● Exercise description
Copy, character for character, the lines from the one containing "taskbar: Start ACT!" through the one containing "menu-options[interactable]: Options —", both included.

## START

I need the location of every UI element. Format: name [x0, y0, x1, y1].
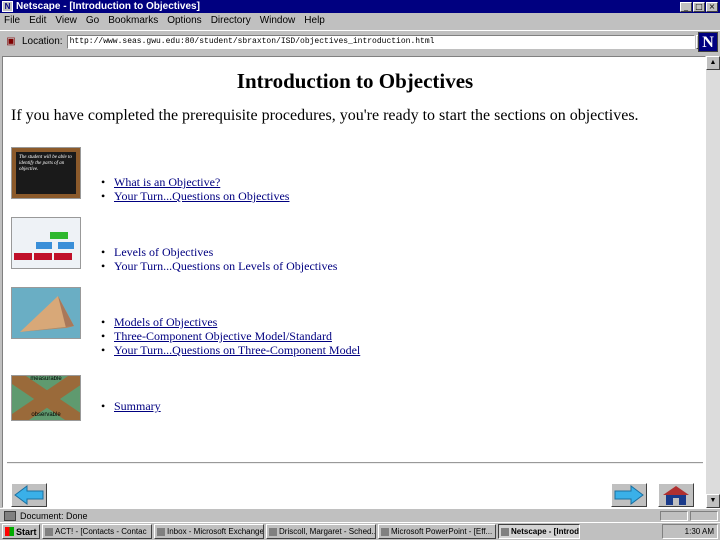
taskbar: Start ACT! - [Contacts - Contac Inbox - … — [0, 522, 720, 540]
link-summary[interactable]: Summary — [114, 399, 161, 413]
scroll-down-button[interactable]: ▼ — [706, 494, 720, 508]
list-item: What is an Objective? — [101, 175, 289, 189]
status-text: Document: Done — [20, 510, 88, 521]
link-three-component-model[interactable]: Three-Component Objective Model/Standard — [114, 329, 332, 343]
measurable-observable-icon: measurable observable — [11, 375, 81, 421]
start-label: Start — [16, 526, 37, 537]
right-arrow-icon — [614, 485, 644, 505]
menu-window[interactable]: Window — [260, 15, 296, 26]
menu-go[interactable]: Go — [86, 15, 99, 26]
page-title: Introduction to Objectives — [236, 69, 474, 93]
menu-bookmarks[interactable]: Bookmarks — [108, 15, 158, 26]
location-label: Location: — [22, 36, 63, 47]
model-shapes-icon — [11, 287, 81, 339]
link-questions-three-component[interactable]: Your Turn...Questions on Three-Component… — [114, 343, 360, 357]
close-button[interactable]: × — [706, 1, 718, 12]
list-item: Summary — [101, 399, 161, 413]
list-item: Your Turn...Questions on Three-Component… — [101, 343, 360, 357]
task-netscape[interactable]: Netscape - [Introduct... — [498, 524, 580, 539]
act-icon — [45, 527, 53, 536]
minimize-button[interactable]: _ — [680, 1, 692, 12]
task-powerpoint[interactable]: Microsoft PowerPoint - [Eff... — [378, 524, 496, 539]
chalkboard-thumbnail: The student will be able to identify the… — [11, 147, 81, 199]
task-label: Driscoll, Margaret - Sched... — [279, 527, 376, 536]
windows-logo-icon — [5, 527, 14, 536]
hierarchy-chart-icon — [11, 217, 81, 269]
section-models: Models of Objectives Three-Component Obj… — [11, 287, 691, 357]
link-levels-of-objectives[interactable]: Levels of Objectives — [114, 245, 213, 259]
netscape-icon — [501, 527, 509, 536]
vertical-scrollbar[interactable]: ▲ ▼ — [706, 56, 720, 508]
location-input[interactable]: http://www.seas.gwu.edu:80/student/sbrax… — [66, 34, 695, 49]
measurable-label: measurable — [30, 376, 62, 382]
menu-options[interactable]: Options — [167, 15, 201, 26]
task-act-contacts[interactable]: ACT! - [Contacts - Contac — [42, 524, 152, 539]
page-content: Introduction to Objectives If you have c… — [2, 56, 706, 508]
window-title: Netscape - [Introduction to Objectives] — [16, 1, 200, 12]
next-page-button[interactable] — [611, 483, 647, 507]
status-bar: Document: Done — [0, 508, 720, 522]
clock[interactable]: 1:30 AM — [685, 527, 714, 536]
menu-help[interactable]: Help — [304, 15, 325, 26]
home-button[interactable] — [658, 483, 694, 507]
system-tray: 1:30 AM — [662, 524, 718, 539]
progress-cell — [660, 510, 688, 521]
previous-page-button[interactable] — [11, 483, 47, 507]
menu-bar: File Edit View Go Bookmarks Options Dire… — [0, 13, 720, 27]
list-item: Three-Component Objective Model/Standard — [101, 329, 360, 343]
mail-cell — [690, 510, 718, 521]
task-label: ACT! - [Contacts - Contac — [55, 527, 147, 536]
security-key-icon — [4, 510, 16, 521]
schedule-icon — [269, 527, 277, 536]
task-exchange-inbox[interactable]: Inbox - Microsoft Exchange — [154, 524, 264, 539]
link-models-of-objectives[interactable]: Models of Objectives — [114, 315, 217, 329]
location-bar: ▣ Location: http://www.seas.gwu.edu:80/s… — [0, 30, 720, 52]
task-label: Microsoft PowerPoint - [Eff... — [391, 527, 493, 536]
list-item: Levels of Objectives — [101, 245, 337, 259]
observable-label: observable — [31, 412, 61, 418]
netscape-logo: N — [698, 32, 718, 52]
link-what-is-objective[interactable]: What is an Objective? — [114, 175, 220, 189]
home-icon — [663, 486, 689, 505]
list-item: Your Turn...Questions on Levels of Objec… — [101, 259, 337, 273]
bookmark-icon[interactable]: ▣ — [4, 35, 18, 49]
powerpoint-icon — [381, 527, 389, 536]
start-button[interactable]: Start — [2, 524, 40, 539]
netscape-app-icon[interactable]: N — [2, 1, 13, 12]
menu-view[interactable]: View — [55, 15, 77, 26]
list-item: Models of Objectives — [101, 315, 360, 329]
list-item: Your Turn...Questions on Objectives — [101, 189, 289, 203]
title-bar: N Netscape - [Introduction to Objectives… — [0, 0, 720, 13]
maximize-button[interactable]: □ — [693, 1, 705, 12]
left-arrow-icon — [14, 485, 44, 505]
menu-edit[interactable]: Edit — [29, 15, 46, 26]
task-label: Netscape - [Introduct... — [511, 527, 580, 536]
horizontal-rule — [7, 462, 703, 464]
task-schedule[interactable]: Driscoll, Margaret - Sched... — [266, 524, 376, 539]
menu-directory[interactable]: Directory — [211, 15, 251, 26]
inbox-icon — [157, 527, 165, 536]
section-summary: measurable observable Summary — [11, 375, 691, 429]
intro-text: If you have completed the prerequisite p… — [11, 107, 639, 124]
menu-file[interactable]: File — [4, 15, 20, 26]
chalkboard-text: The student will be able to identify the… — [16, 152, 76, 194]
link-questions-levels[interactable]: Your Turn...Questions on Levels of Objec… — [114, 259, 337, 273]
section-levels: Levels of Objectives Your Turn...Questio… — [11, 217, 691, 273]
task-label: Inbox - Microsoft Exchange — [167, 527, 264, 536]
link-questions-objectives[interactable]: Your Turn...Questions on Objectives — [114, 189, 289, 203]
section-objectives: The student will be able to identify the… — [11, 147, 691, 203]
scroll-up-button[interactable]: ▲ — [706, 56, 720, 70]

## END

● Answer to this problem
taskbar: Start ACT! - [Contacts - Contac Inbox - … — [0, 522, 720, 540]
link-summary[interactable]: Summary — [114, 399, 161, 413]
scroll-down-button[interactable]: ▼ — [706, 494, 720, 508]
list-item: What is an Objective? — [101, 175, 289, 189]
status-text: Document: Done — [20, 510, 88, 521]
link-three-component-model[interactable]: Three-Component Objective Model/Standard — [114, 329, 332, 343]
measurable-observable-icon: measurable observable — [11, 375, 81, 421]
start-label: Start — [16, 526, 37, 537]
right-arrow-icon — [614, 485, 644, 505]
menu-window[interactable]: Window — [260, 15, 296, 26]
menu-go[interactable]: Go — [86, 15, 99, 26]
page-title: Introduction to Objectives — [236, 69, 474, 93]
menu-bookmarks[interactable]: Bookmarks — [108, 15, 158, 26]
location-label: Location: — [22, 36, 63, 47]
model-shapes-icon — [11, 287, 81, 339]
link-questions-three-component[interactable]: Your Turn...Questions on Three-Component… — [114, 343, 360, 357]
close-button[interactable]: × — [706, 1, 718, 12]
list-item: Summary — [101, 399, 161, 413]
list-item: Your Turn...Questions on Three-Component… — [101, 343, 360, 357]
task-netscape[interactable]: Netscape - [Introduct... — [498, 524, 580, 539]
act-icon — [45, 527, 53, 536]
minimize-button[interactable]: _ — [680, 1, 692, 12]
task-powerpoint[interactable]: Microsoft PowerPoint - [Eff... — [378, 524, 496, 539]
chalkboard-thumbnail: The student will be able to identify the… — [11, 147, 81, 199]
task-label: Driscoll, Margaret - Sched... — [279, 527, 376, 536]
windows-logo-icon — [5, 527, 14, 536]
hierarchy-chart-icon — [11, 217, 81, 269]
section-models: Models of Objectives Three-Component Obj… — [11, 287, 691, 357]
link-levels-of-objectives[interactable]: Levels of Objectives — [114, 245, 213, 259]
netscape-icon — [501, 527, 509, 536]
vertical-scrollbar[interactable]: ▲ ▼ — [706, 56, 720, 508]
location-input[interactable]: http://www.seas.gwu.edu:80/student/sbrax… — [66, 34, 695, 49]
measurable-label: measurable — [30, 376, 62, 382]
menu-options[interactable]: Options — [167, 15, 201, 26]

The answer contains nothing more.